## DIRECTIONS:
Extract every line that contains the string "title".
___ INPUT
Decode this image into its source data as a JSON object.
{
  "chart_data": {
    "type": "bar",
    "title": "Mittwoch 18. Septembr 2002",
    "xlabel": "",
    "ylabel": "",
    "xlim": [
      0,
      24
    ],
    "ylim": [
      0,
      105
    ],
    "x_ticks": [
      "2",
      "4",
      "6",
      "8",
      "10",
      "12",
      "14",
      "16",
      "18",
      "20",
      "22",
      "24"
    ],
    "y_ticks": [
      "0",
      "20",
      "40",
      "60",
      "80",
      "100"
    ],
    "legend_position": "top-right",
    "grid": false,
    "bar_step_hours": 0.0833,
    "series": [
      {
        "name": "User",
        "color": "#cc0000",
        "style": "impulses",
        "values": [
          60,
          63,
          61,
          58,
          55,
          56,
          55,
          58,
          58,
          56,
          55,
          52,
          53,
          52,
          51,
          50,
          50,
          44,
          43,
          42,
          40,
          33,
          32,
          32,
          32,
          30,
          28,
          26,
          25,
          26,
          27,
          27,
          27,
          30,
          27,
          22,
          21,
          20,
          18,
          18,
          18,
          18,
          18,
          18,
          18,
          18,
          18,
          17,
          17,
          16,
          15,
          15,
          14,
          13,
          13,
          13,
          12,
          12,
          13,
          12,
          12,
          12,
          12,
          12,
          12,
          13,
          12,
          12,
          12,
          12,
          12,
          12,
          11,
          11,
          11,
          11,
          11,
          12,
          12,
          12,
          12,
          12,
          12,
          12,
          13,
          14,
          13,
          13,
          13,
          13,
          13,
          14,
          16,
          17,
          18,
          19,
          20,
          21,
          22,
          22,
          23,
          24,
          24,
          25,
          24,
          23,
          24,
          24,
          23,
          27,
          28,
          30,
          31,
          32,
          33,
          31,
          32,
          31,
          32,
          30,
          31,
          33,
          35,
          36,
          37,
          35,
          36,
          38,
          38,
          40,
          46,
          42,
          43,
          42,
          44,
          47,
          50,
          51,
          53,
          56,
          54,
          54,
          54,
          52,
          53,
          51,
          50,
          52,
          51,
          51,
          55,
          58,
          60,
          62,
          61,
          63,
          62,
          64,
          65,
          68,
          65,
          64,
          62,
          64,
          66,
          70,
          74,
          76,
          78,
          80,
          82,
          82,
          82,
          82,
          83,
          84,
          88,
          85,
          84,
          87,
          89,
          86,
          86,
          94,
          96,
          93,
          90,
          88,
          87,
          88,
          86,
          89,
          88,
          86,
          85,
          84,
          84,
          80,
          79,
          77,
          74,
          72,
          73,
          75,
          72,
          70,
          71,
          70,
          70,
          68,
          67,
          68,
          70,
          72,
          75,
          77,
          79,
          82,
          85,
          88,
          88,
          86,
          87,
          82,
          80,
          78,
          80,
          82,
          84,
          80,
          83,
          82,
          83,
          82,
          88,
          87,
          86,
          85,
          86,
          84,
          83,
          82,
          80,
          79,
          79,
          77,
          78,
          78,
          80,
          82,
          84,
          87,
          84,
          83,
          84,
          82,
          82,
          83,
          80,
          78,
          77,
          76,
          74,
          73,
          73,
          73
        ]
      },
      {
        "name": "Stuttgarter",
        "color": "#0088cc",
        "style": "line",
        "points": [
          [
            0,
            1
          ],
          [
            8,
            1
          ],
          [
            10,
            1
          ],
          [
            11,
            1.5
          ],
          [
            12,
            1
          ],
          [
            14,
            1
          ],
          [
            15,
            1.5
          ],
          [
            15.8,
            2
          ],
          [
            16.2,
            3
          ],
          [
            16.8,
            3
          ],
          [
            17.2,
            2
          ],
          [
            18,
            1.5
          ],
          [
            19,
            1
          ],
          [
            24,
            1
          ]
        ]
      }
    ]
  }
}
______
___ INPUT
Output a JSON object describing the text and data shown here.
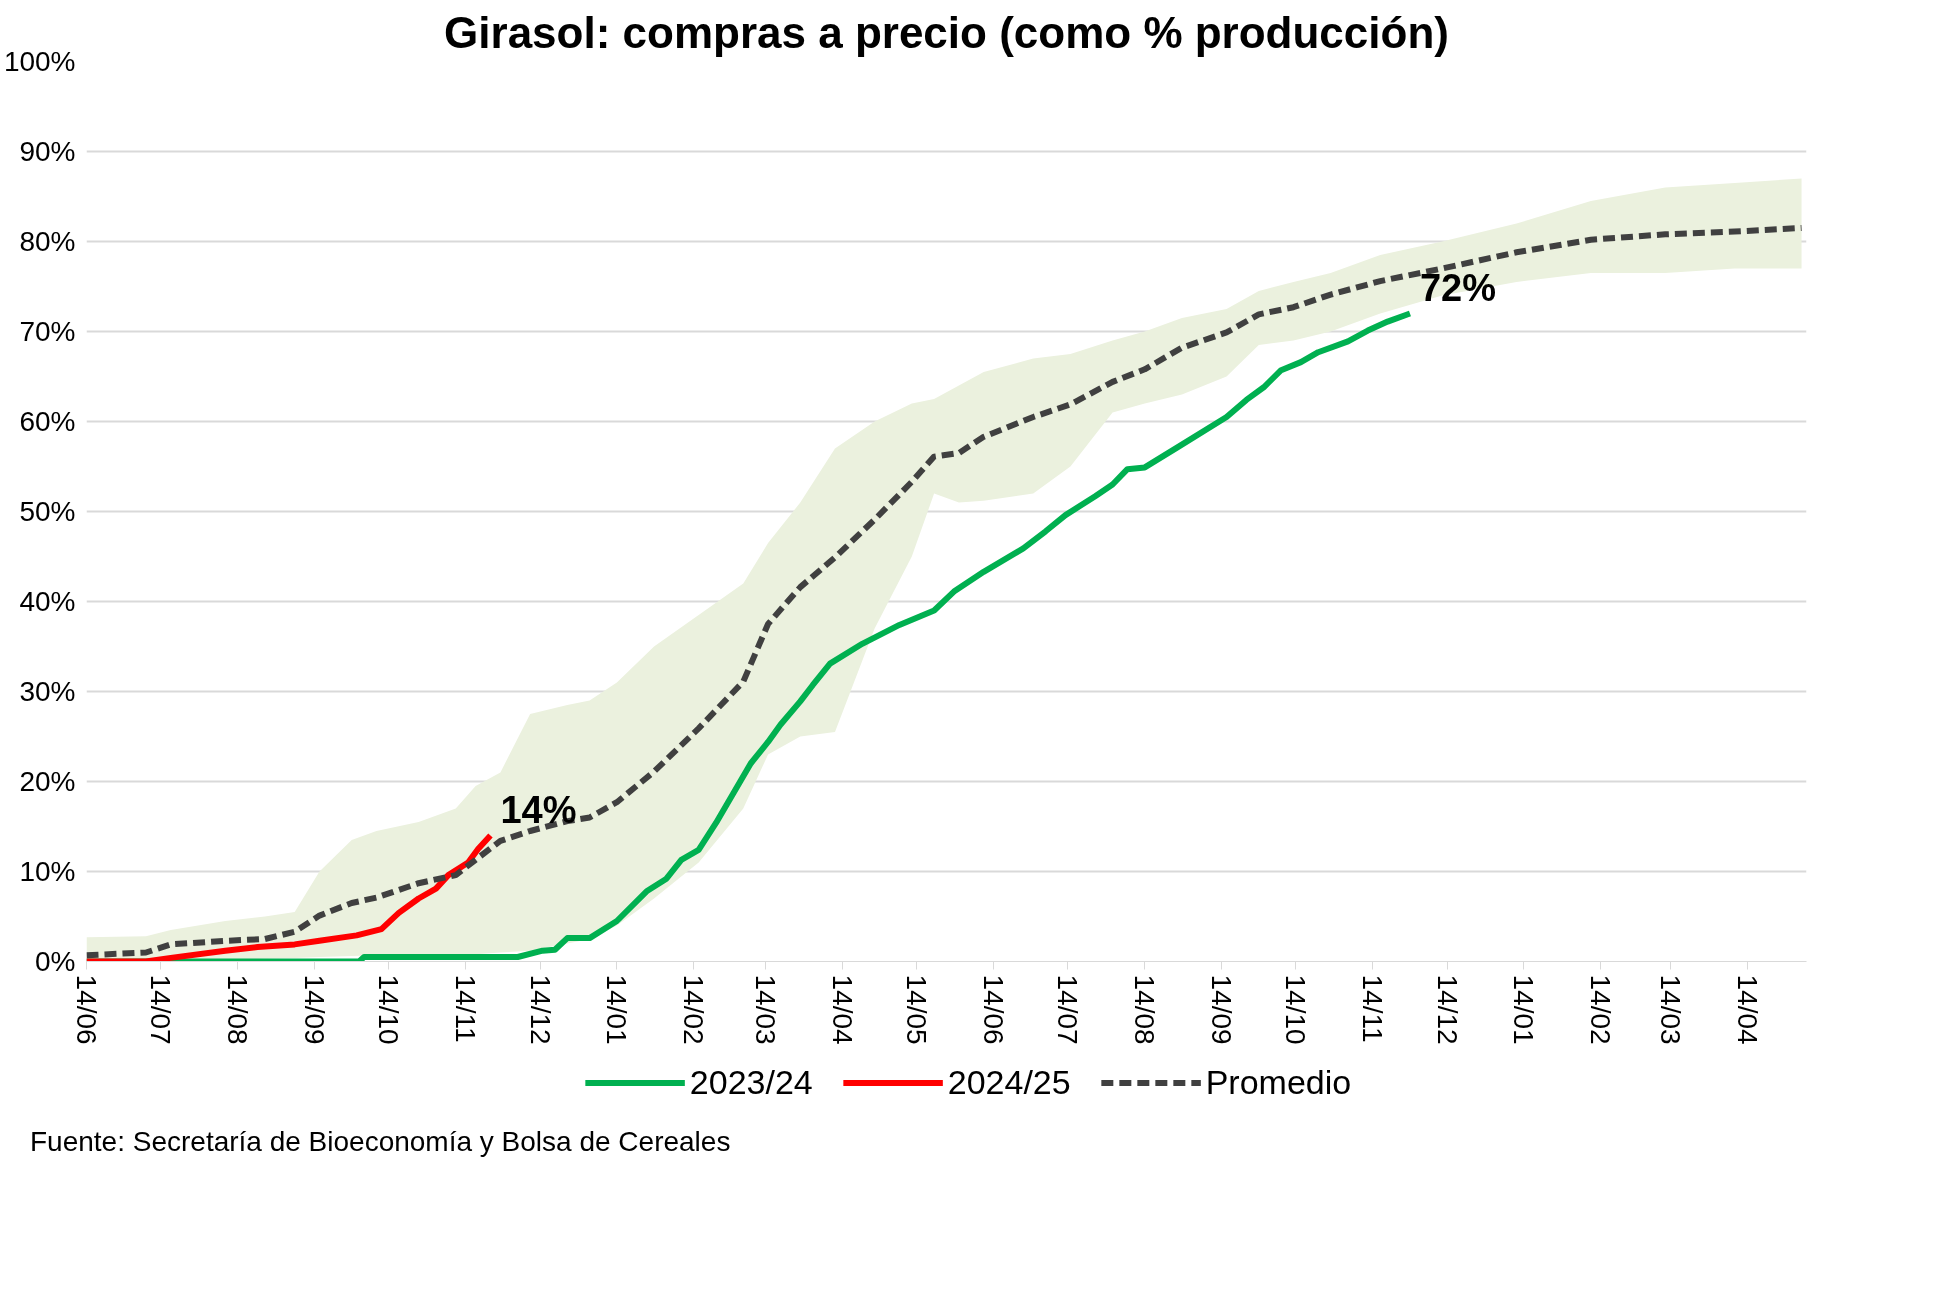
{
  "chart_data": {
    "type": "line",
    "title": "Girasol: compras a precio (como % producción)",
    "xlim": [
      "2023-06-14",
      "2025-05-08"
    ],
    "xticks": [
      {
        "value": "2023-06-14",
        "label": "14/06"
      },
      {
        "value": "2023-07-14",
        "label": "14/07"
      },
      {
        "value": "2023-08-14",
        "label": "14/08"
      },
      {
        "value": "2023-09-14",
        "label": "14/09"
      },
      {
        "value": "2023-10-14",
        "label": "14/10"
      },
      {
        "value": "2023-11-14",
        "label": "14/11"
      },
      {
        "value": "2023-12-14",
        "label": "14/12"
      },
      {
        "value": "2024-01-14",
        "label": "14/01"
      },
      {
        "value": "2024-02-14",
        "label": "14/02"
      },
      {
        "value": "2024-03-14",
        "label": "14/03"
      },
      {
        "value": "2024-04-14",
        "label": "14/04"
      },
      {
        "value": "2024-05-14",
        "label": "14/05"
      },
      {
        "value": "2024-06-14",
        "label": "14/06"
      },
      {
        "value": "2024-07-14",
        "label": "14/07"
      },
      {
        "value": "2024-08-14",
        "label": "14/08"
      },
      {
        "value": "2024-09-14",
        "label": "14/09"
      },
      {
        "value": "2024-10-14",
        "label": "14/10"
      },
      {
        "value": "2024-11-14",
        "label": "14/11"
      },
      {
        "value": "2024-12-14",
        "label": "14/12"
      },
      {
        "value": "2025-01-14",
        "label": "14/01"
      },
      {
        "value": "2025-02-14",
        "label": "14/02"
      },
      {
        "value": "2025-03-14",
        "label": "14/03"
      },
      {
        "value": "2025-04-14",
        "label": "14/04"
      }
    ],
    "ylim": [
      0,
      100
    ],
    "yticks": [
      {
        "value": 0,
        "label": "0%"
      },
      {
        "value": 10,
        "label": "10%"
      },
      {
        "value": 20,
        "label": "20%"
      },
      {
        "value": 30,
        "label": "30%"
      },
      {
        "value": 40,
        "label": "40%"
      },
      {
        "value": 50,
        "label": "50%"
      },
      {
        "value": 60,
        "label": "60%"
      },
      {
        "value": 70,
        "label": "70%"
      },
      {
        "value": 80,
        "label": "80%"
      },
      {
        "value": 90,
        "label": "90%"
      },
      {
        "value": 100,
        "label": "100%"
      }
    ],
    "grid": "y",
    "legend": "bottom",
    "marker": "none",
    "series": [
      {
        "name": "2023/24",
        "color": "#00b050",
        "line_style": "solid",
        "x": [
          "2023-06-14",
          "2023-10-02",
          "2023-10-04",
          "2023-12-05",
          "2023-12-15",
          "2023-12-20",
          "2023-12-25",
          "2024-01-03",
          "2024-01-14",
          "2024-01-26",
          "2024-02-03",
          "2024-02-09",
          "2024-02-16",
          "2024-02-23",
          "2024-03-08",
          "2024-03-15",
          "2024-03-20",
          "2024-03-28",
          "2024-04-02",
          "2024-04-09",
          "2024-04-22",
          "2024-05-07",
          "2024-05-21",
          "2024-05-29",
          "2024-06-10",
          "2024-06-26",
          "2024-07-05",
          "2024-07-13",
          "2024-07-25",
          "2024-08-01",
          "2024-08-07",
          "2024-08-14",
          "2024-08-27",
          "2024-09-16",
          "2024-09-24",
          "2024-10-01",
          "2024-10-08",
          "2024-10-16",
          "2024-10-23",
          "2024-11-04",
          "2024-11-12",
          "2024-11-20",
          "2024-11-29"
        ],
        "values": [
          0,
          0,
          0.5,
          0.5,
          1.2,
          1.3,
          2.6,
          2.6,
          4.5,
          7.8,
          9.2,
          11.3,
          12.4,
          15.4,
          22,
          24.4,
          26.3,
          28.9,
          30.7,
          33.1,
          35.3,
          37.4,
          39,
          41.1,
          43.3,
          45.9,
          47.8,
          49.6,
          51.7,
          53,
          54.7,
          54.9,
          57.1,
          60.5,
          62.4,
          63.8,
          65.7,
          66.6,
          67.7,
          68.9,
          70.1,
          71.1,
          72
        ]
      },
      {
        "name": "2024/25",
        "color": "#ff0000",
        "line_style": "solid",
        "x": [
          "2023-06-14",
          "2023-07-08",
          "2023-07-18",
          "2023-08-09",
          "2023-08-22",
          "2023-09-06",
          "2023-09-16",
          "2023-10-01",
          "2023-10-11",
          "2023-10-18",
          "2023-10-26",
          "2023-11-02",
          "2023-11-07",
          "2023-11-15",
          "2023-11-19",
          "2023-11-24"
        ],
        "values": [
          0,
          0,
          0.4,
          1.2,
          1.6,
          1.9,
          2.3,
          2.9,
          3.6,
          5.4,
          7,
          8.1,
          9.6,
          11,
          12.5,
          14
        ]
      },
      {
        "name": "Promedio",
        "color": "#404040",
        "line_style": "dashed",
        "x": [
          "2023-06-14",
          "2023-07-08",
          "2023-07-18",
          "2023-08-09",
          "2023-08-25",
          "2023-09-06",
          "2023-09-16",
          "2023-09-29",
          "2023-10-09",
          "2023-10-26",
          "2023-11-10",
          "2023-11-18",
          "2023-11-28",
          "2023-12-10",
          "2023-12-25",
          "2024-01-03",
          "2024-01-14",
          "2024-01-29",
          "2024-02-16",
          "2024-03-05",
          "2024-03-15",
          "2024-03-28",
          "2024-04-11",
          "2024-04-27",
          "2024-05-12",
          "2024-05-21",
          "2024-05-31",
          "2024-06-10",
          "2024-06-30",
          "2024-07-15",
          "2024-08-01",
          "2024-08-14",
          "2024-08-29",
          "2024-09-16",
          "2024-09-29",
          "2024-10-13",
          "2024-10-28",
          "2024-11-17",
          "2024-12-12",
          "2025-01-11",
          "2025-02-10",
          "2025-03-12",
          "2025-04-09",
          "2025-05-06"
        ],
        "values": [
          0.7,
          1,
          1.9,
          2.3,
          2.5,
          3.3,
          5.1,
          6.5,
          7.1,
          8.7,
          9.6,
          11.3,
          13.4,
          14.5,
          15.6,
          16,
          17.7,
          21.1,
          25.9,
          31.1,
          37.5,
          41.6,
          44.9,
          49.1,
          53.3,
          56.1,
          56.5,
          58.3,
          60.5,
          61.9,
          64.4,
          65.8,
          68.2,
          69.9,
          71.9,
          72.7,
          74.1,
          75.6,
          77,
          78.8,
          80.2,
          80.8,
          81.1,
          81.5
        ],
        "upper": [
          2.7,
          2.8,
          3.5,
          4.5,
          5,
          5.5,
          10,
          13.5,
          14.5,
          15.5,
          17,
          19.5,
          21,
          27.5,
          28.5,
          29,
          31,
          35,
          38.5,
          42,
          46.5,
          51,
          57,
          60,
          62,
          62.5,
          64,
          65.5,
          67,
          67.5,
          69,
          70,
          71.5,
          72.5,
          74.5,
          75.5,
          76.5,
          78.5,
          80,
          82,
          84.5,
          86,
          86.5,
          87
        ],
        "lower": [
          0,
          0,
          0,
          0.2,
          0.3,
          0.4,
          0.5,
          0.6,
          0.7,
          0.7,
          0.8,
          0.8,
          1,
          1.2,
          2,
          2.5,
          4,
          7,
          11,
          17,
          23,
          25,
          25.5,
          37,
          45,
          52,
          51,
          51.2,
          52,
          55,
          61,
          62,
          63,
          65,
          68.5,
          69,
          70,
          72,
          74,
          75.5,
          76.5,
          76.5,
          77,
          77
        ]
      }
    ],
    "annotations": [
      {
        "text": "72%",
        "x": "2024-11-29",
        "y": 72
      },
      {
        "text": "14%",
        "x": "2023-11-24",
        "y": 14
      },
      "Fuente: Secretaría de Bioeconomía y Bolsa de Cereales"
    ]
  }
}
______
___ INPUT
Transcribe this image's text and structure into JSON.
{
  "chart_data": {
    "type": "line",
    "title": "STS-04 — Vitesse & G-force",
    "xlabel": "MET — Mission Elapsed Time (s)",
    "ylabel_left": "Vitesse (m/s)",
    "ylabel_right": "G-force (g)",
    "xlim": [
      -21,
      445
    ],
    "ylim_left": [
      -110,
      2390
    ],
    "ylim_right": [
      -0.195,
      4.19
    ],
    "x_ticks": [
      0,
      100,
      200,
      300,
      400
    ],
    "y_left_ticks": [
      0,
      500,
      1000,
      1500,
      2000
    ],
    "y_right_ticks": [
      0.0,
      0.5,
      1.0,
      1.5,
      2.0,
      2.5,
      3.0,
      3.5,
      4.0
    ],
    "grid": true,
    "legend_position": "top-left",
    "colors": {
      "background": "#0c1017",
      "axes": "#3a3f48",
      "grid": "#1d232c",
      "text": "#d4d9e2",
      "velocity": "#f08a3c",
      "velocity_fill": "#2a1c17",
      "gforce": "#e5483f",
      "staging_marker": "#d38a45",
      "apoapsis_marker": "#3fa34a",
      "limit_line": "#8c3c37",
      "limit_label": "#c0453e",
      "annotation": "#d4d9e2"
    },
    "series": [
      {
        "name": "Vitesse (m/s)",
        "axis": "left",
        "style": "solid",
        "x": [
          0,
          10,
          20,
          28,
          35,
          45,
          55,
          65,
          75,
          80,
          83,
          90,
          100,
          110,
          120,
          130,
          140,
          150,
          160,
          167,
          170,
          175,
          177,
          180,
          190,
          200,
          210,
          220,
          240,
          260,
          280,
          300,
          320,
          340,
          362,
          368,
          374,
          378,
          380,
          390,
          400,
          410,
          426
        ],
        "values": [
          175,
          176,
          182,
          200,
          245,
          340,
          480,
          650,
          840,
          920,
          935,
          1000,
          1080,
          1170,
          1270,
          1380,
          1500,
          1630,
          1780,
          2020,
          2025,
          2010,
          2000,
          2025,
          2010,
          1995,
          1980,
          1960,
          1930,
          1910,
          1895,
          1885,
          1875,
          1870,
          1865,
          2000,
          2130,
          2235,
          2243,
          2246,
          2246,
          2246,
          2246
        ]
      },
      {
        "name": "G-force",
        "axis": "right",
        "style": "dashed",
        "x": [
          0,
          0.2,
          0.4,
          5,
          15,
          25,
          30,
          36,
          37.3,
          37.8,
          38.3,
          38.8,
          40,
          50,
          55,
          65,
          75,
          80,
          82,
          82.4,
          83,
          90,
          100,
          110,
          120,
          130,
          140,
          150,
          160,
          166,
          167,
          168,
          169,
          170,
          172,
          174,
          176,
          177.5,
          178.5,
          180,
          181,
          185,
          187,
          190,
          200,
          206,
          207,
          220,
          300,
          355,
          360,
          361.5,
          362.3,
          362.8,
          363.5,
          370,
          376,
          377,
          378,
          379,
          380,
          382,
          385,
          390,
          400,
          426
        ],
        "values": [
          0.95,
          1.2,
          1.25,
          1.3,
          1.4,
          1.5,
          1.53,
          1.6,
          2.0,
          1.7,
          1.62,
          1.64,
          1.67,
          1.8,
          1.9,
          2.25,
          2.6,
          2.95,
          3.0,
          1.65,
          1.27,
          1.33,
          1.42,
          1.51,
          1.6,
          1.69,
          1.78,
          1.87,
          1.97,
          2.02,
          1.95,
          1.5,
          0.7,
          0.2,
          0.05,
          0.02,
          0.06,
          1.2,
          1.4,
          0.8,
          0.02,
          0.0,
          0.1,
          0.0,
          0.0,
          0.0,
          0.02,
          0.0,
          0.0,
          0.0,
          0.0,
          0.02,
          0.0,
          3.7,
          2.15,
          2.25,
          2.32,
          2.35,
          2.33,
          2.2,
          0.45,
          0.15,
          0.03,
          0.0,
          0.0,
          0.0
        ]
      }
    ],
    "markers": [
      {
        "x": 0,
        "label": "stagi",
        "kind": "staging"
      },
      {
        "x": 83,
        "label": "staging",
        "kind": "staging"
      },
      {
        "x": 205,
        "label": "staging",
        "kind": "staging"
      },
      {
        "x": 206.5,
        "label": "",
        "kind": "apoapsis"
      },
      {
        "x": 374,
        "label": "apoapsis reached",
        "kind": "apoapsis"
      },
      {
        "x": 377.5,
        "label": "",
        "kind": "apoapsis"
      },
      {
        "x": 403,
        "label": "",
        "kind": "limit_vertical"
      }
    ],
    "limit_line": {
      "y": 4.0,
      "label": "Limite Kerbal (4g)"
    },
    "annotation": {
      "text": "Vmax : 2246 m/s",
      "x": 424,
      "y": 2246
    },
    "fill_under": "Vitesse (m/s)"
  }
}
______
## ANSWER FOR THIS EXERCISE:
    "title": "Mittwoch 18. Septembr 2002",
    "title": "Girasol: compras a precio (como % producción)",
    "title": "STS-04 — Vitesse & G-force",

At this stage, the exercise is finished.